Data items
┏━━

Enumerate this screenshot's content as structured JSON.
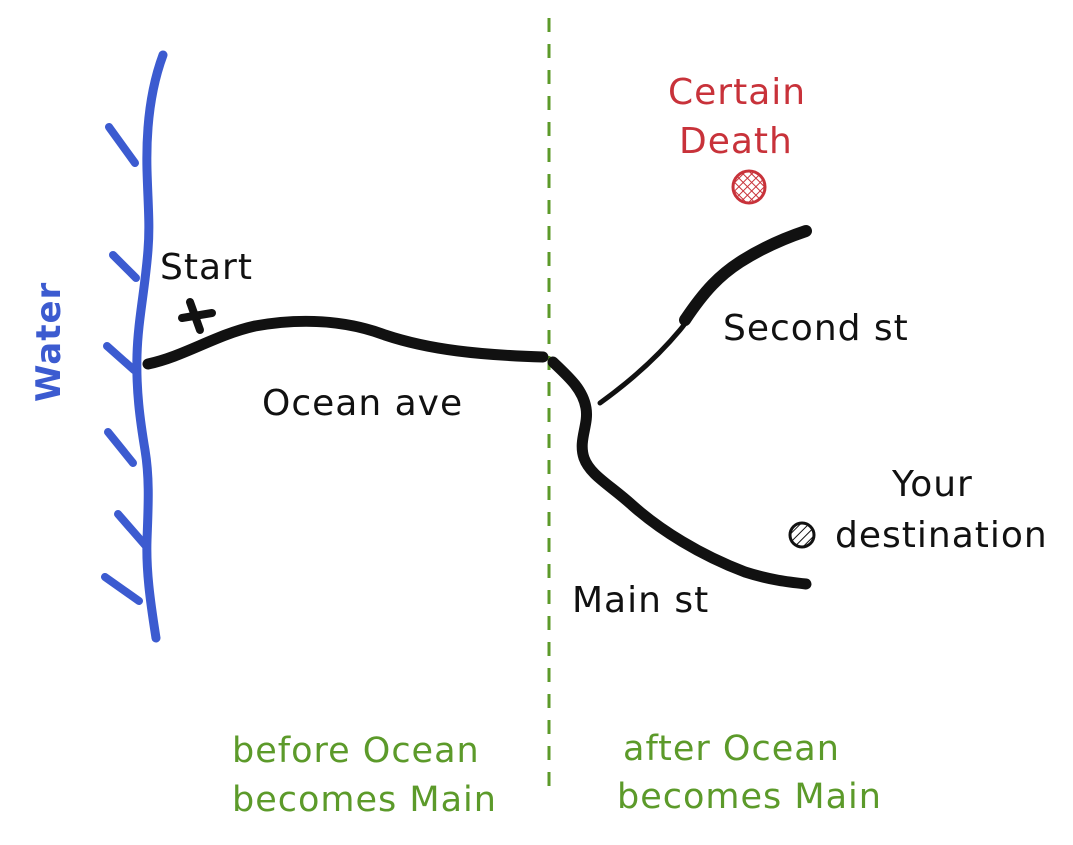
{
  "colors": {
    "water": "#3c5bd0",
    "road": "#111111",
    "divider": "#5c9a2a",
    "danger": "#c8323a",
    "text": "#111111"
  },
  "labels": {
    "water": "Water",
    "start": "Start",
    "ocean_ave": "Ocean ave",
    "second_st": "Second st",
    "main_st": "Main st",
    "certain_death_line1": "Certain",
    "certain_death_line2": "Death",
    "your_destination_line1": "Your",
    "your_destination_line2": "destination",
    "before_line1": "before Ocean",
    "before_line2": "becomes Main",
    "after_line1": "after Ocean",
    "after_line2": "becomes Main"
  },
  "icons": {
    "start_marker": "x-mark-icon",
    "danger_marker": "crosshatched-circle-icon",
    "destination_marker": "hatched-circle-icon"
  }
}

┗━━

(Problem to solve) Nothing in the entries above should change when they are printed again, except that the pictures are dropped.

(Exercise answer)
Enumerate this screenshot's content as structured JSON.
{
  "colors": {
    "water": "#3c5bd0",
    "road": "#111111",
    "divider": "#5c9a2a",
    "danger": "#c8323a",
    "text": "#111111"
  },
  "labels": {
    "water": "Water",
    "start": "Start",
    "ocean_ave": "Ocean ave",
    "second_st": "Second st",
    "main_st": "Main st",
    "certain_death_line1": "Certain",
    "certain_death_line2": "Death",
    "your_destination_line1": "Your",
    "your_destination_line2": "destination",
    "before_line1": "before Ocean",
    "before_line2": "becomes Main",
    "after_line1": "after Ocean",
    "after_line2": "becomes Main"
  },
  "icons": {
    "start_marker": "x-mark-icon",
    "danger_marker": "crosshatched-circle-icon",
    "destination_marker": "hatched-circle-icon"
  }
}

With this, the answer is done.